Restituisci tutte le righe dei dati che contengono la stringa "stem", tenendo conto della distinzione tra maiuscole e minuscole.

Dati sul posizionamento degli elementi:
######
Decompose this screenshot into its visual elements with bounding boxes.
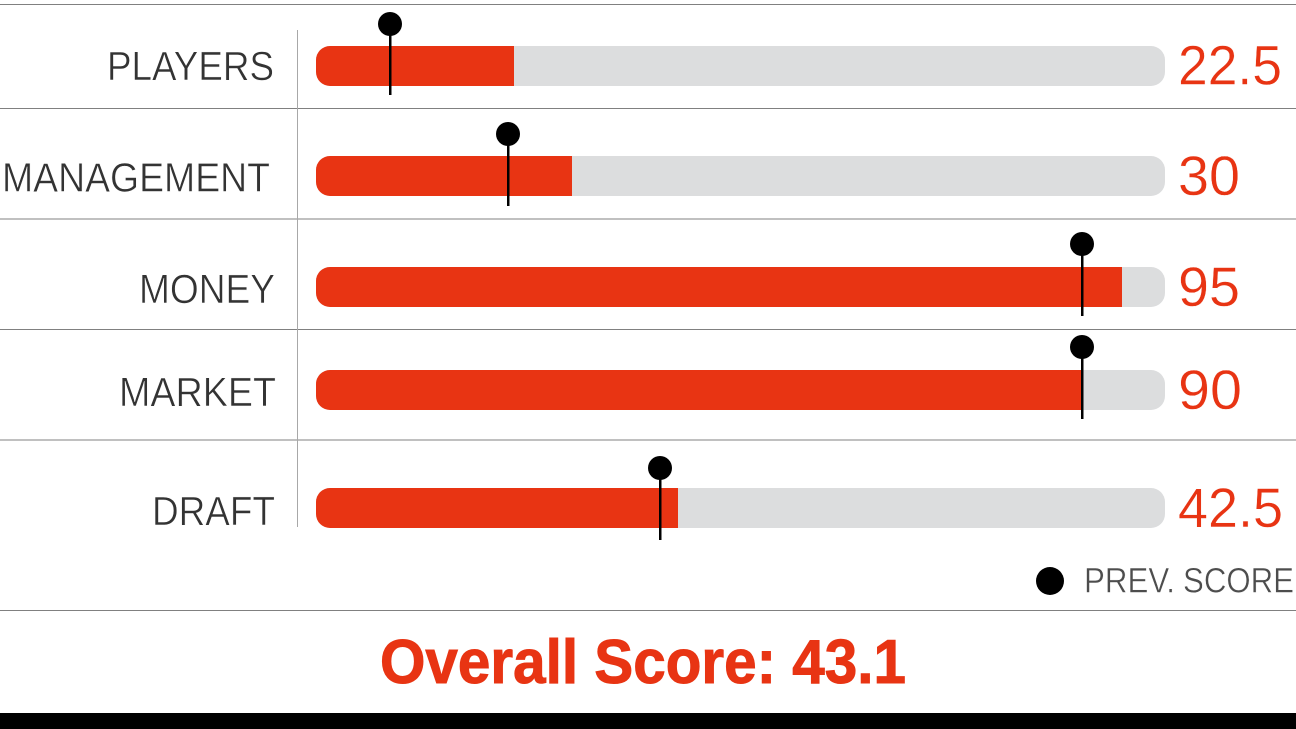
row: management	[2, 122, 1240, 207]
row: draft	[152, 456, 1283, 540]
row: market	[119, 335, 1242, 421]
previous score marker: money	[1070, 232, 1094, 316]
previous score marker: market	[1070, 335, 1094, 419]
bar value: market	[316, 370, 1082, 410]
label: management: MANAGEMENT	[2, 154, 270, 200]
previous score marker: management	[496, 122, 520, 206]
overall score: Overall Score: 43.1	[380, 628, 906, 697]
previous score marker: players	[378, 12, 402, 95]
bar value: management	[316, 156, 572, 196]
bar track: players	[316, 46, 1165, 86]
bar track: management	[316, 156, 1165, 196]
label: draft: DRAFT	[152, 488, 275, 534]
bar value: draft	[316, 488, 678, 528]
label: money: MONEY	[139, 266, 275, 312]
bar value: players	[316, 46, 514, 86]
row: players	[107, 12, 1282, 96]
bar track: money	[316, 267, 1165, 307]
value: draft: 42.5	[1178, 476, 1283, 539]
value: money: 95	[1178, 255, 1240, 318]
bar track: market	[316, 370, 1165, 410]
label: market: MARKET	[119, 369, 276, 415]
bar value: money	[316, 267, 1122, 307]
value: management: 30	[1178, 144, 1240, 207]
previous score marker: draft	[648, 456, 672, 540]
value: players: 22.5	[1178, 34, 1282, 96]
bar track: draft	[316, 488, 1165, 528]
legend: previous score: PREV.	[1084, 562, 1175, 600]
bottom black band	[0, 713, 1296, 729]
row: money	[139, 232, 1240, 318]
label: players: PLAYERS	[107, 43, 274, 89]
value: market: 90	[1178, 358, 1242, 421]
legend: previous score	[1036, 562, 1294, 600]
######
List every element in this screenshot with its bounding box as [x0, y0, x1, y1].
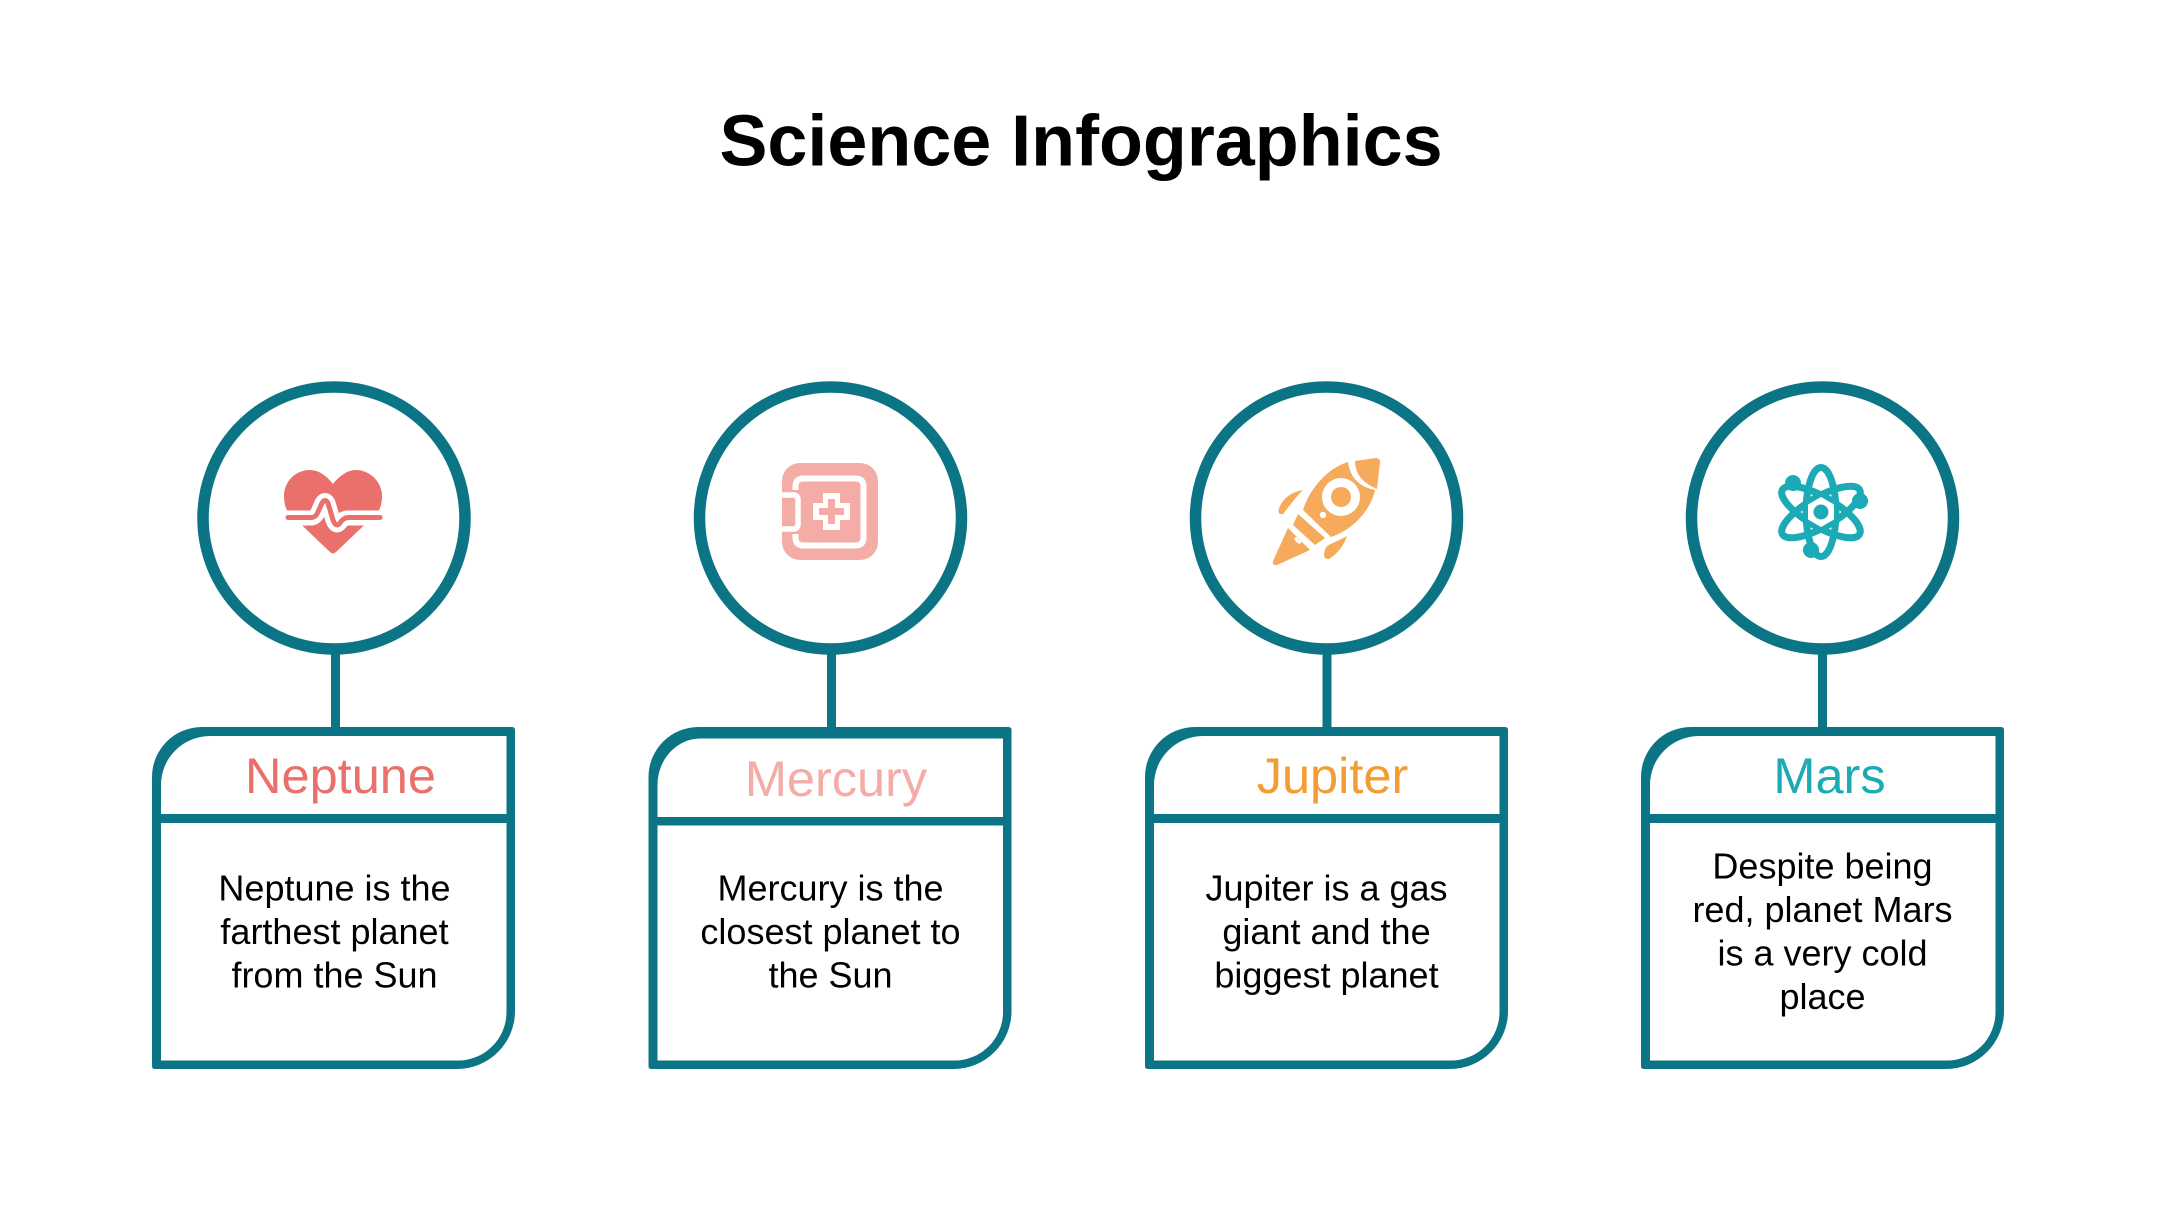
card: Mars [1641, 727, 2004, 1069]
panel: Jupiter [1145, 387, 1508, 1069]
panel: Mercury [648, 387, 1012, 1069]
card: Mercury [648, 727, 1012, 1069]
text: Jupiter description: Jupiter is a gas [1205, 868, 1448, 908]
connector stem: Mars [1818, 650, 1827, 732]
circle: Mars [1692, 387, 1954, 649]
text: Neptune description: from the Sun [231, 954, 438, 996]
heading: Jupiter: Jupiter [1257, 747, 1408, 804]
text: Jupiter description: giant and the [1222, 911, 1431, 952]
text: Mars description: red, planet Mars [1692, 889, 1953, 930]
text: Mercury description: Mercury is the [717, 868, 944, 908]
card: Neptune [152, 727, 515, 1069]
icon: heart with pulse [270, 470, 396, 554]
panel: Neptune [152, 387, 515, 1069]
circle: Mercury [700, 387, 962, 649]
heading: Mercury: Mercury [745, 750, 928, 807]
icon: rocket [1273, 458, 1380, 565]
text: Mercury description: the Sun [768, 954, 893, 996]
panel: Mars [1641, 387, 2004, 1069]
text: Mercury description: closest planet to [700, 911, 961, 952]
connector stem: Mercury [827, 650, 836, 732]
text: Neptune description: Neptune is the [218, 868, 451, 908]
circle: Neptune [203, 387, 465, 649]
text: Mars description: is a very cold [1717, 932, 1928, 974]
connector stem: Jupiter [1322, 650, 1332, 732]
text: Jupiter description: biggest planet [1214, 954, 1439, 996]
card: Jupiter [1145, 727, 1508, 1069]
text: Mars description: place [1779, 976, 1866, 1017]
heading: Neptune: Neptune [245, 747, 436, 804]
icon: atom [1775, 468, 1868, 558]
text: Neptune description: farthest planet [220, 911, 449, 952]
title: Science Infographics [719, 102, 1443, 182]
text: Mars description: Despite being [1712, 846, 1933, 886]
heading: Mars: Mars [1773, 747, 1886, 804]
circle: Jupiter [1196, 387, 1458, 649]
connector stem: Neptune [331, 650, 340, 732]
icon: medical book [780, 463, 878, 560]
######
→ **RISULTATO**:
connector stem: Mars [1818, 650, 1827, 732]
connector stem: Mercury [827, 650, 836, 732]
connector stem: Jupiter [1322, 650, 1332, 732]
connector stem: Neptune [331, 650, 340, 732]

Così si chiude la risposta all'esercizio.